Stated problem: Write out the whole listing exactly as it stands.

..........

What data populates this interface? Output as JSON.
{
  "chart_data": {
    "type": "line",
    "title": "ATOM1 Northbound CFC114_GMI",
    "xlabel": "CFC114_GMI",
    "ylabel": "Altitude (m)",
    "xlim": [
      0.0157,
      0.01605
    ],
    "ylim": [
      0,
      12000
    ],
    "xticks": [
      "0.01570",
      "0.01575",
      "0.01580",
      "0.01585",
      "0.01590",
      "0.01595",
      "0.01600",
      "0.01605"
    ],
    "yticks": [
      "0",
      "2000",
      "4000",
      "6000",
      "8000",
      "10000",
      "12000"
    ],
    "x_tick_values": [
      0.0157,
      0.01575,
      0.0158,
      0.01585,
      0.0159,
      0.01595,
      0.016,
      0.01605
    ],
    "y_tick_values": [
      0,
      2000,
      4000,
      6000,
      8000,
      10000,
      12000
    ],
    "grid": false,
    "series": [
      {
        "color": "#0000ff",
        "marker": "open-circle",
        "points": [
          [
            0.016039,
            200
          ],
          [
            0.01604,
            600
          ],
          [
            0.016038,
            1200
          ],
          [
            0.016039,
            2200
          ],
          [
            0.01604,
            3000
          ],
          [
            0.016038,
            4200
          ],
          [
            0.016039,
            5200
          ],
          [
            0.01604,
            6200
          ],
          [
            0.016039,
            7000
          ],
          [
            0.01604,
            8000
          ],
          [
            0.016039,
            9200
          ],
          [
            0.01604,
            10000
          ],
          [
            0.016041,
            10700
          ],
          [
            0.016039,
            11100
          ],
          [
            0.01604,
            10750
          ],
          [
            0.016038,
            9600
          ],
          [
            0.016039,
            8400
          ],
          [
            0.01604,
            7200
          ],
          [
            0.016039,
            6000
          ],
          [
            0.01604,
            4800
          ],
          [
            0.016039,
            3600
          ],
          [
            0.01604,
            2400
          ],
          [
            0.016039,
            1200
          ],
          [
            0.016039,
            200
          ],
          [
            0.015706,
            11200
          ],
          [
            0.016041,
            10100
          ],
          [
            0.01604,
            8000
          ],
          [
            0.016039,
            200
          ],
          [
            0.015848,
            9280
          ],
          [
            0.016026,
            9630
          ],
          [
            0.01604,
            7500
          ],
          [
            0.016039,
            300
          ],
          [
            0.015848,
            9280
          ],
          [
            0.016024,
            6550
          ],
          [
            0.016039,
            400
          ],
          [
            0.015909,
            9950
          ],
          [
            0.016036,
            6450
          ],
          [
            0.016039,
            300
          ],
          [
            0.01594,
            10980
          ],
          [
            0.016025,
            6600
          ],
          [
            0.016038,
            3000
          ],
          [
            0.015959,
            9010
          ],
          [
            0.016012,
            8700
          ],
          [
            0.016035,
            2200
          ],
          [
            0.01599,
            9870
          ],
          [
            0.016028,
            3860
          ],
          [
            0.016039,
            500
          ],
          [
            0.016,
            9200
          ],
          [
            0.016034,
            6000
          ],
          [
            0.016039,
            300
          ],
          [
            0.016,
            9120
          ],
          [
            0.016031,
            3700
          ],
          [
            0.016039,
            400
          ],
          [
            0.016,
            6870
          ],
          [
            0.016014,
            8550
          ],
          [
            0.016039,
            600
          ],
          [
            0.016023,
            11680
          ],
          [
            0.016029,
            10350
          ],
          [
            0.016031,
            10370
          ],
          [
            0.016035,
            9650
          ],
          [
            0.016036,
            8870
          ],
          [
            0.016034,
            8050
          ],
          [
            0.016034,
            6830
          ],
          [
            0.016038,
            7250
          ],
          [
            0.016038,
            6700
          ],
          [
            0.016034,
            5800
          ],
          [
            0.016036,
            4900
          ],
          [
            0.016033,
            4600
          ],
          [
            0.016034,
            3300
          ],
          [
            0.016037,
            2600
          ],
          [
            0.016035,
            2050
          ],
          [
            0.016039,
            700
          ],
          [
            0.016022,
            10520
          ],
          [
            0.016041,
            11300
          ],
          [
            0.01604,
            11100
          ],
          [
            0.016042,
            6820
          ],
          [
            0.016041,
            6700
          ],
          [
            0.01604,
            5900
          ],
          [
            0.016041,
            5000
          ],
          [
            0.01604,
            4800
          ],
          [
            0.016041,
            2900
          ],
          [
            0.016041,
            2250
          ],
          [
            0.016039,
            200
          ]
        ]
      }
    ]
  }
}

..........

Solution to this exercise:
What data populates this interface? Output as JSON.
{
  "chart_data": {
    "type": "line",
    "title": "ATOM1 Northbound CFC114_GMI",
    "xlabel": "CFC114_GMI",
    "ylabel": "Altitude (m)",
    "xlim": [
      0.0157,
      0.01605
    ],
    "ylim": [
      0,
      12000
    ],
    "xticks": [
      "0.01570",
      "0.01575",
      "0.01580",
      "0.01585",
      "0.01590",
      "0.01595",
      "0.01600",
      "0.01605"
    ],
    "yticks": [
      "0",
      "2000",
      "4000",
      "6000",
      "8000",
      "10000",
      "12000"
    ],
    "x_tick_values": [
      0.0157,
      0.01575,
      0.0158,
      0.01585,
      0.0159,
      0.01595,
      0.016,
      0.01605
    ],
    "y_tick_values": [
      0,
      2000,
      4000,
      6000,
      8000,
      10000,
      12000
    ],
    "grid": false,
    "series": [
      {
        "color": "#0000ff",
        "marker": "open-circle",
        "points": [
          [
            0.016039,
            200
          ],
          [
            0.01604,
            600
          ],
          [
            0.016038,
            1200
          ],
          [
            0.016039,
            2200
          ],
          [
            0.01604,
            3000
          ],
          [
            0.016038,
            4200
          ],
          [
            0.016039,
            5200
          ],
          [
            0.01604,
            6200
          ],
          [
            0.016039,
            7000
          ],
          [
            0.01604,
            8000
          ],
          [
            0.016039,
            9200
          ],
          [
            0.01604,
            10000
          ],
          [
            0.016041,
            10700
          ],
          [
            0.016039,
            11100
          ],
          [
            0.01604,
            10750
          ],
          [
            0.016038,
            9600
          ],
          [
            0.016039,
            8400
          ],
          [
            0.01604,
            7200
          ],
          [
            0.016039,
            6000
          ],
          [
            0.01604,
            4800
          ],
          [
            0.016039,
            3600
          ],
          [
            0.01604,
            2400
          ],
          [
            0.016039,
            1200
          ],
          [
            0.016039,
            200
          ],
          [
            0.015706,
            11200
          ],
          [
            0.016041,
            10100
          ],
          [
            0.01604,
            8000
          ],
          [
            0.016039,
            200
          ],
          [
            0.015848,
            9280
          ],
          [
            0.016026,
            9630
          ],
          [
            0.01604,
            7500
          ],
          [
            0.016039,
            300
          ],
          [
            0.015848,
            9280
          ],
          [
            0.016024,
            6550
          ],
          [
            0.016039,
            400
          ],
          [
            0.015909,
            9950
          ],
          [
            0.016036,
            6450
          ],
          [
            0.016039,
            300
          ],
          [
            0.01594,
            10980
          ],
          [
            0.016025,
            6600
          ],
          [
            0.016038,
            3000
          ],
          [
            0.015959,
            9010
          ],
          [
            0.016012,
            8700
          ],
          [
            0.016035,
            2200
          ],
          [
            0.01599,
            9870
          ],
          [
            0.016028,
            3860
          ],
          [
            0.016039,
            500
          ],
          [
            0.016,
            9200
          ],
          [
            0.016034,
            6000
          ],
          [
            0.016039,
            300
          ],
          [
            0.016,
            9120
          ],
          [
            0.016031,
            3700
          ],
          [
            0.016039,
            400
          ],
          [
            0.016,
            6870
          ],
          [
            0.016014,
            8550
          ],
          [
            0.016039,
            600
          ],
          [
            0.016023,
            11680
          ],
          [
            0.016029,
            10350
          ],
          [
            0.016031,
            10370
          ],
          [
            0.016035,
            9650
          ],
          [
            0.016036,
            8870
          ],
          [
            0.016034,
            8050
          ],
          [
            0.016034,
            6830
          ],
          [
            0.016038,
            7250
          ],
          [
            0.016038,
            6700
          ],
          [
            0.016034,
            5800
          ],
          [
            0.016036,
            4900
          ],
          [
            0.016033,
            4600
          ],
          [
            0.016034,
            3300
          ],
          [
            0.016037,
            2600
          ],
          [
            0.016035,
            2050
          ],
          [
            0.016039,
            700
          ],
          [
            0.016022,
            10520
          ],
          [
            0.016041,
            11300
          ],
          [
            0.01604,
            11100
          ],
          [
            0.016042,
            6820
          ],
          [
            0.016041,
            6700
          ],
          [
            0.01604,
            5900
          ],
          [
            0.016041,
            5000
          ],
          [
            0.01604,
            4800
          ],
          [
            0.016041,
            2900
          ],
          [
            0.016041,
            2250
          ],
          [
            0.016039,
            200
          ]
        ]
      }
    ]
  }
}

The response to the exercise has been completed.